# Aim
Tally the lines holding the word "Total" and state the count by itself.

# Raw data
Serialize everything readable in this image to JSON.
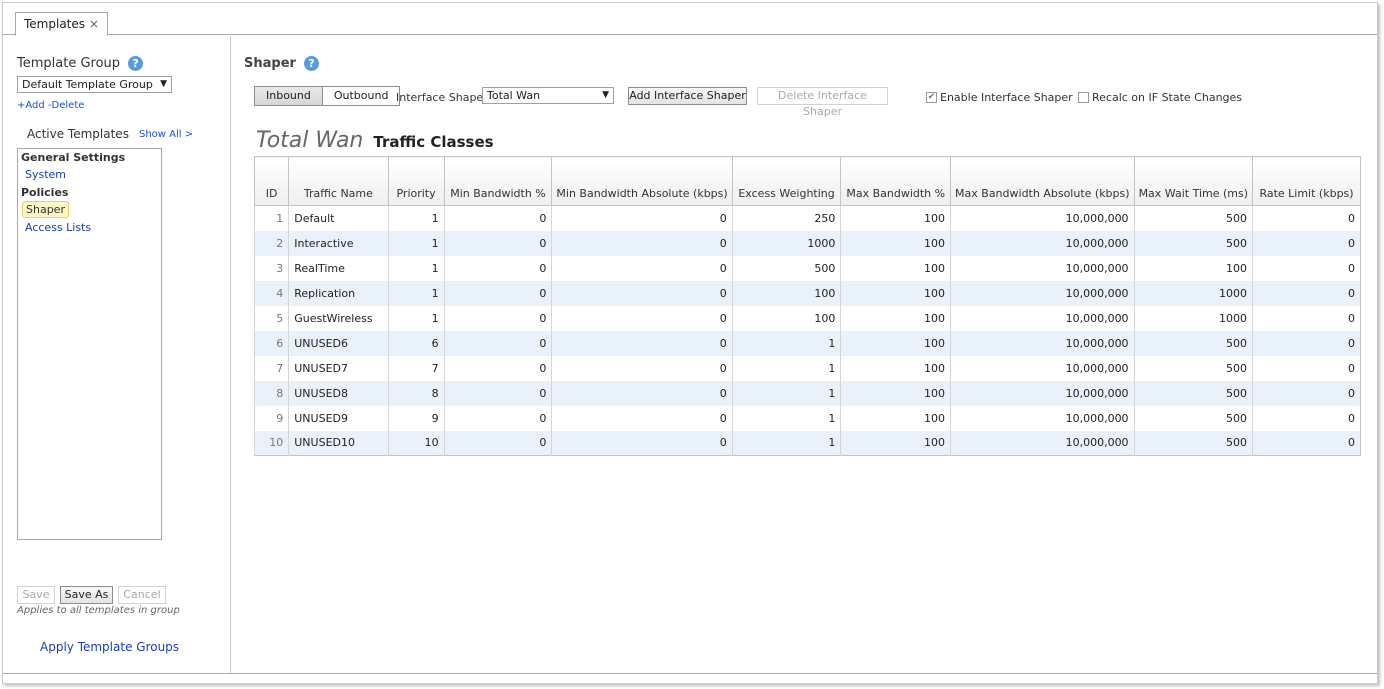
{
  "tabs": [
    {
      "label": "Templates",
      "close": "×"
    }
  ],
  "left": {
    "template_group_label": "Template Group",
    "help": "?",
    "template_group_value": "Default Template Group",
    "select_arrow": "▼",
    "add_label": "+Add",
    "delete_label": "-Delete",
    "active_templates_label": "Active Templates",
    "show_all_label": "Show All >",
    "tree": {
      "general_settings": "General Settings",
      "system": "System",
      "policies": "Policies",
      "shaper": "Shaper",
      "access_lists": "Access Lists"
    },
    "buttons": {
      "save": "Save",
      "save_as": "Save As",
      "cancel": "Cancel"
    },
    "applies_text": "Applies to all templates in group",
    "apply_groups_label": "Apply Template Groups"
  },
  "main": {
    "title": "Shaper",
    "help": "?",
    "inbound_label": "Inbound",
    "outbound_label": "Outbound",
    "interface_shaper_label": "Interface Shaper",
    "interface_shaper_value": "Total Wan",
    "select_arrow": "▼",
    "add_interface_shaper": "Add Interface Shaper",
    "delete_interface_shaper": "Delete Interface Shaper",
    "enable_interface_shaper": {
      "label": "Enable Interface Shaper",
      "checked": true,
      "mark": "✔"
    },
    "recalc_on_if_state": {
      "label": "Recalc on IF State Changes",
      "checked": false
    },
    "section_title": "Total Wan",
    "section_subtitle": "Traffic Classes",
    "columns": [
      "ID",
      "Traffic Name",
      "Priority",
      "Min Bandwidth %",
      "Min Bandwidth Absolute (kbps)",
      "Excess Weighting",
      "Max Bandwidth %",
      "Max Bandwidth Absolute (kbps)",
      "Max Wait Time (ms)",
      "Rate Limit (kbps)"
    ],
    "rows": [
      [
        "1",
        "Default",
        "1",
        "0",
        "0",
        "250",
        "100",
        "10,000,000",
        "500",
        "0"
      ],
      [
        "2",
        "Interactive",
        "1",
        "0",
        "0",
        "1000",
        "100",
        "10,000,000",
        "500",
        "0"
      ],
      [
        "3",
        "RealTime",
        "1",
        "0",
        "0",
        "500",
        "100",
        "10,000,000",
        "100",
        "0"
      ],
      [
        "4",
        "Replication",
        "1",
        "0",
        "0",
        "100",
        "100",
        "10,000,000",
        "1000",
        "0"
      ],
      [
        "5",
        "GuestWireless",
        "1",
        "0",
        "0",
        "100",
        "100",
        "10,000,000",
        "1000",
        "0"
      ],
      [
        "6",
        "UNUSED6",
        "6",
        "0",
        "0",
        "1",
        "100",
        "10,000,000",
        "500",
        "0"
      ],
      [
        "7",
        "UNUSED7",
        "7",
        "0",
        "0",
        "1",
        "100",
        "10,000,000",
        "500",
        "0"
      ],
      [
        "8",
        "UNUSED8",
        "8",
        "0",
        "0",
        "1",
        "100",
        "10,000,000",
        "500",
        "0"
      ],
      [
        "9",
        "UNUSED9",
        "9",
        "0",
        "0",
        "1",
        "100",
        "10,000,000",
        "500",
        "0"
      ],
      [
        "10",
        "UNUSED10",
        "10",
        "0",
        "0",
        "1",
        "100",
        "10,000,000",
        "500",
        "0"
      ]
    ]
  }
}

# Reply
2